**Request**
Say how many lines in the records include the string "type", adding no other words.
┏━━
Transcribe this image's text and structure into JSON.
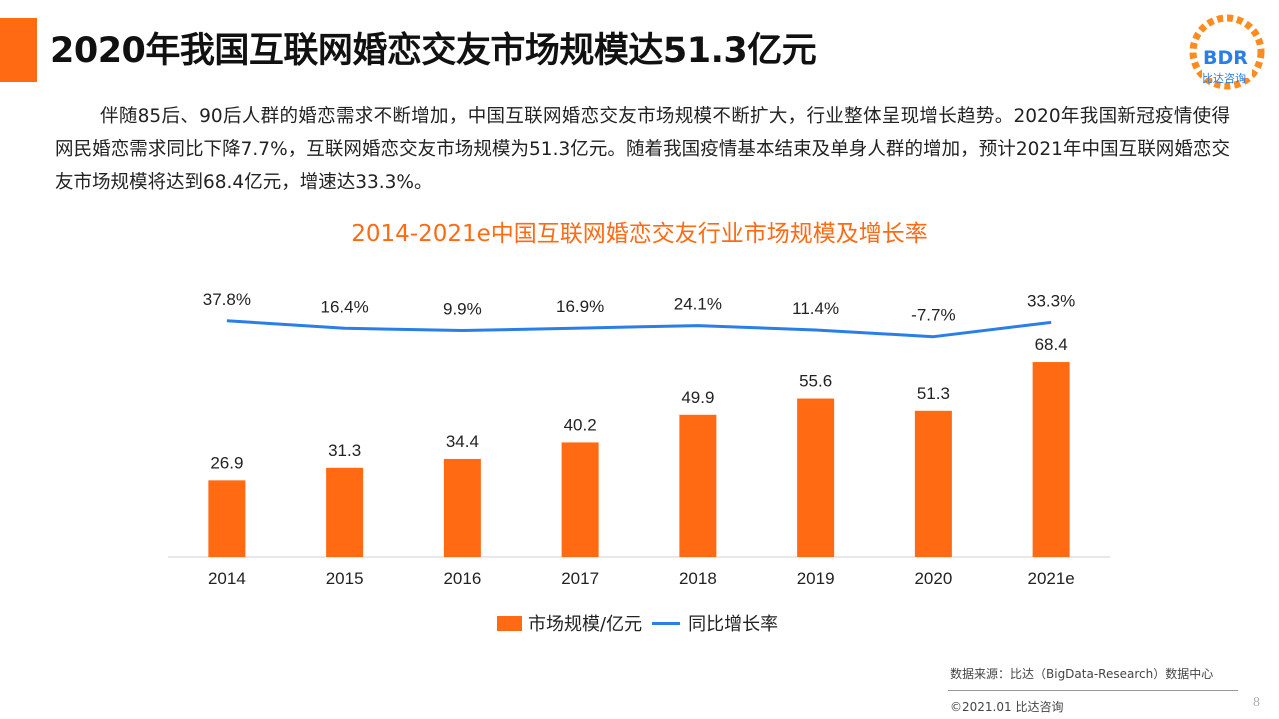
{
  "header": {
    "title": "2020年我国互联网婚恋交友市场规模达51.3亿元",
    "logo_text": "BDR",
    "logo_sub": "比达咨询"
  },
  "intro": "伴随85后、90后人群的婚恋需求不断增加，中国互联网婚恋交友市场规模不断扩大，行业整体呈现增长趋势。2020年我国新冠疫情使得网民婚恋需求同比下降7.7%，互联网婚恋交友市场规模为51.3亿元。随着我国疫情基本结束及单身人群的增加，预计2021年中国互联网婚恋交友市场规模将达到68.4亿元，增速达33.3%。",
  "chart_data": {
    "type": "bar",
    "title": "2014-2021e中国互联网婚恋交友行业市场规模及增长率",
    "categories": [
      "2014",
      "2015",
      "2016",
      "2017",
      "2018",
      "2019",
      "2020",
      "2021e"
    ],
    "series": [
      {
        "name": "市场规模/亿元",
        "type": "bar",
        "values": [
          26.9,
          31.3,
          34.4,
          40.2,
          49.9,
          55.6,
          51.3,
          68.4
        ],
        "labels": [
          "26.9",
          "31.3",
          "34.4",
          "40.2",
          "49.9",
          "55.6",
          "51.3",
          "68.4"
        ],
        "color": "#ff6a13"
      },
      {
        "name": "同比增长率",
        "type": "line",
        "values": [
          37.8,
          16.4,
          9.9,
          16.9,
          24.1,
          11.4,
          -7.7,
          33.3
        ],
        "labels": [
          "37.8%",
          "16.4%",
          "9.9%",
          "16.9%",
          "24.1%",
          "11.4%",
          "-7.7%",
          "33.3%"
        ],
        "color": "#2a7ee8"
      }
    ],
    "legend": "bottom"
  },
  "legend": {
    "bar_label": "市场规模/亿元",
    "line_label": "同比增长率"
  },
  "footer": {
    "source": "数据来源：比达（BigData-Research）数据中心",
    "copyright": "©2021.01  比达咨询",
    "page": "8"
  }
}
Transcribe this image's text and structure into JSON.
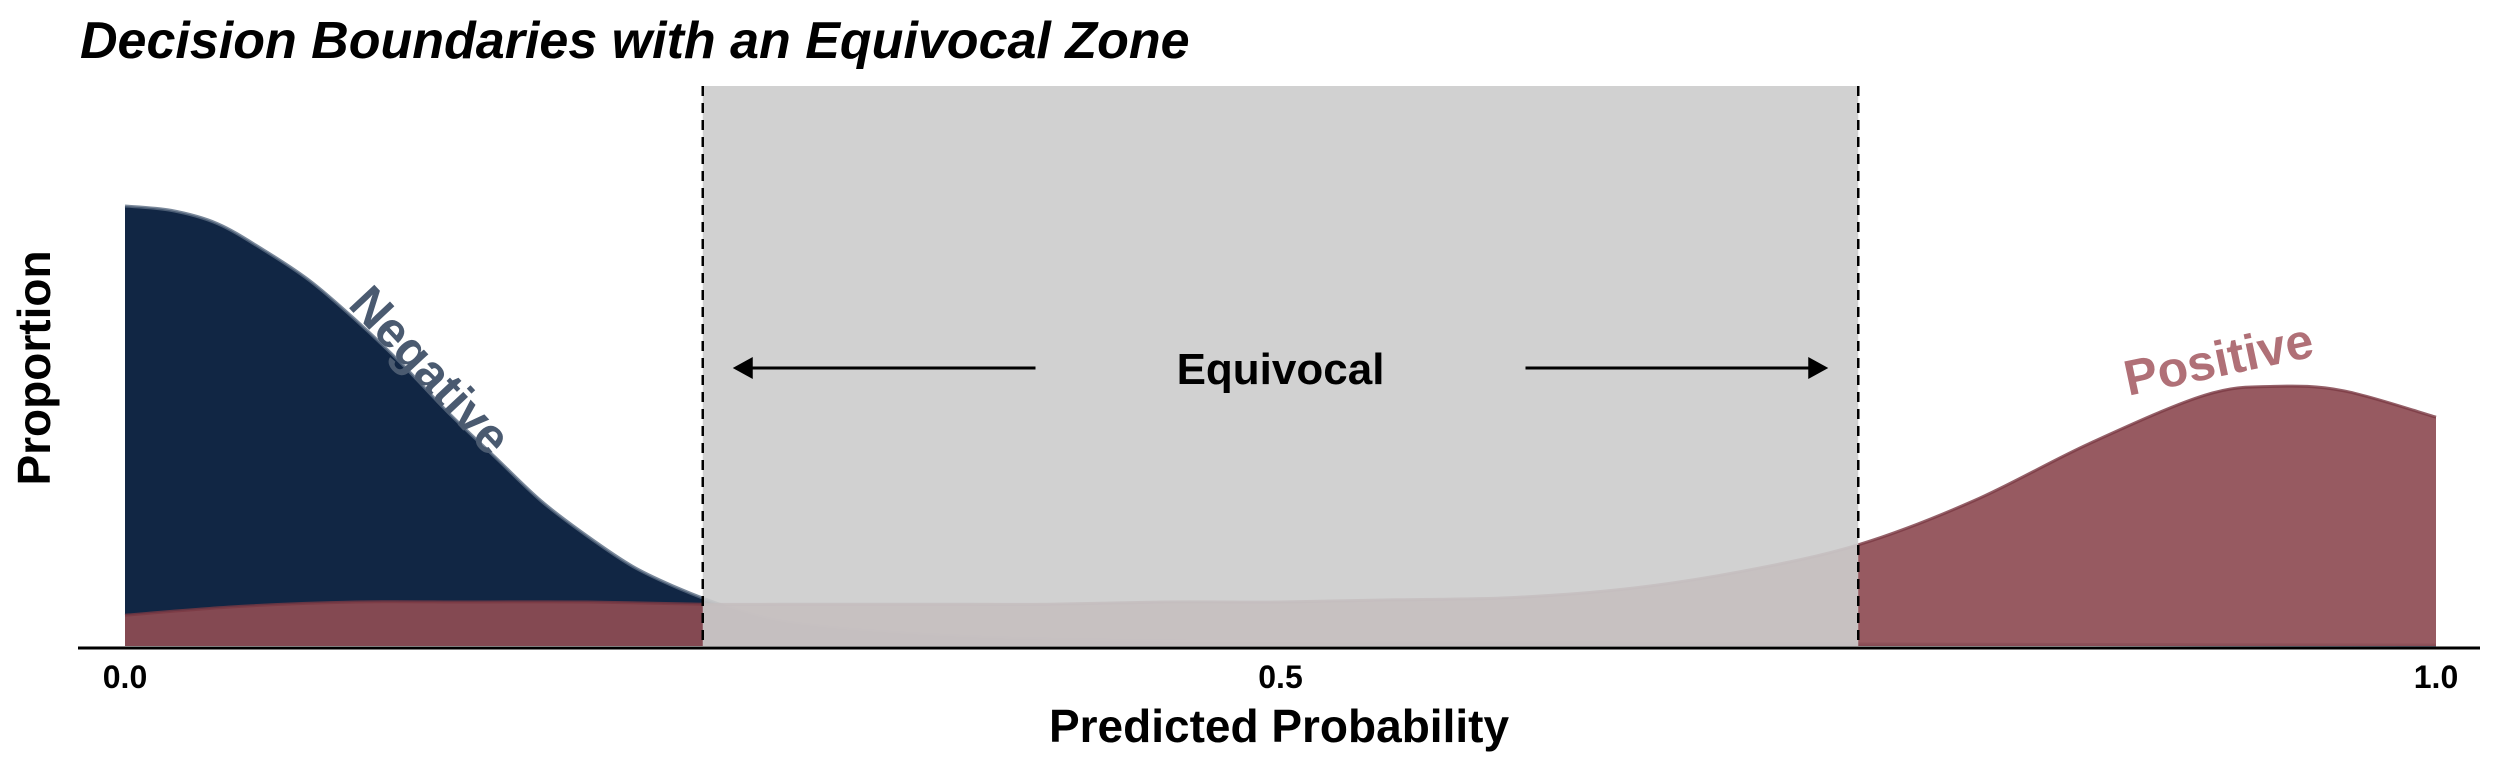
{
  "chart_data": {
    "type": "area",
    "title": "Decision Boundaries with an Equivocal Zone",
    "xlabel": "Predicted Probability",
    "ylabel": "Proportion",
    "xlim": [
      0,
      1
    ],
    "ylim": [
      0,
      1.1
    ],
    "x_ticks": [
      {
        "value": 0.0,
        "label": "0.0"
      },
      {
        "value": 0.5,
        "label": "0.5"
      },
      {
        "value": 1.0,
        "label": "1.0"
      }
    ],
    "y_ticks": [],
    "grid": false,
    "legend": "none",
    "equivocal_zone": {
      "x_start": 0.25,
      "x_end": 0.75,
      "label": "Equivocal",
      "color": "#cccccc"
    },
    "series": [
      {
        "name": "Negative",
        "color": "#112644",
        "label_color": "#4a5a70",
        "x": [
          0.0,
          0.02,
          0.04,
          0.06,
          0.08,
          0.1,
          0.12,
          0.14,
          0.16,
          0.18,
          0.2,
          0.22,
          0.24,
          0.26,
          0.28,
          0.3,
          0.32,
          0.34,
          0.36,
          0.38,
          0.4,
          0.45,
          0.5,
          0.6,
          0.7,
          0.8,
          0.9,
          1.0
        ],
        "y": [
          1.0,
          0.99,
          0.96,
          0.9,
          0.83,
          0.74,
          0.64,
          0.53,
          0.43,
          0.33,
          0.25,
          0.18,
          0.13,
          0.09,
          0.06,
          0.045,
          0.035,
          0.028,
          0.022,
          0.018,
          0.015,
          0.011,
          0.009,
          0.007,
          0.005,
          0.004,
          0.003,
          0.002
        ]
      },
      {
        "name": "Positive",
        "color": "#8e4c54",
        "label_color": "#b07077",
        "x": [
          0.0,
          0.05,
          0.1,
          0.15,
          0.2,
          0.25,
          0.3,
          0.35,
          0.4,
          0.45,
          0.5,
          0.55,
          0.6,
          0.65,
          0.7,
          0.75,
          0.8,
          0.85,
          0.9,
          0.93,
          0.96,
          1.0
        ],
        "y": [
          0.07,
          0.09,
          0.1,
          0.1,
          0.1,
          0.095,
          0.095,
          0.095,
          0.095,
          0.1,
          0.1,
          0.105,
          0.11,
          0.13,
          0.17,
          0.23,
          0.33,
          0.46,
          0.57,
          0.59,
          0.58,
          0.52
        ]
      }
    ]
  }
}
┗━━
**Answer to the exercise**
4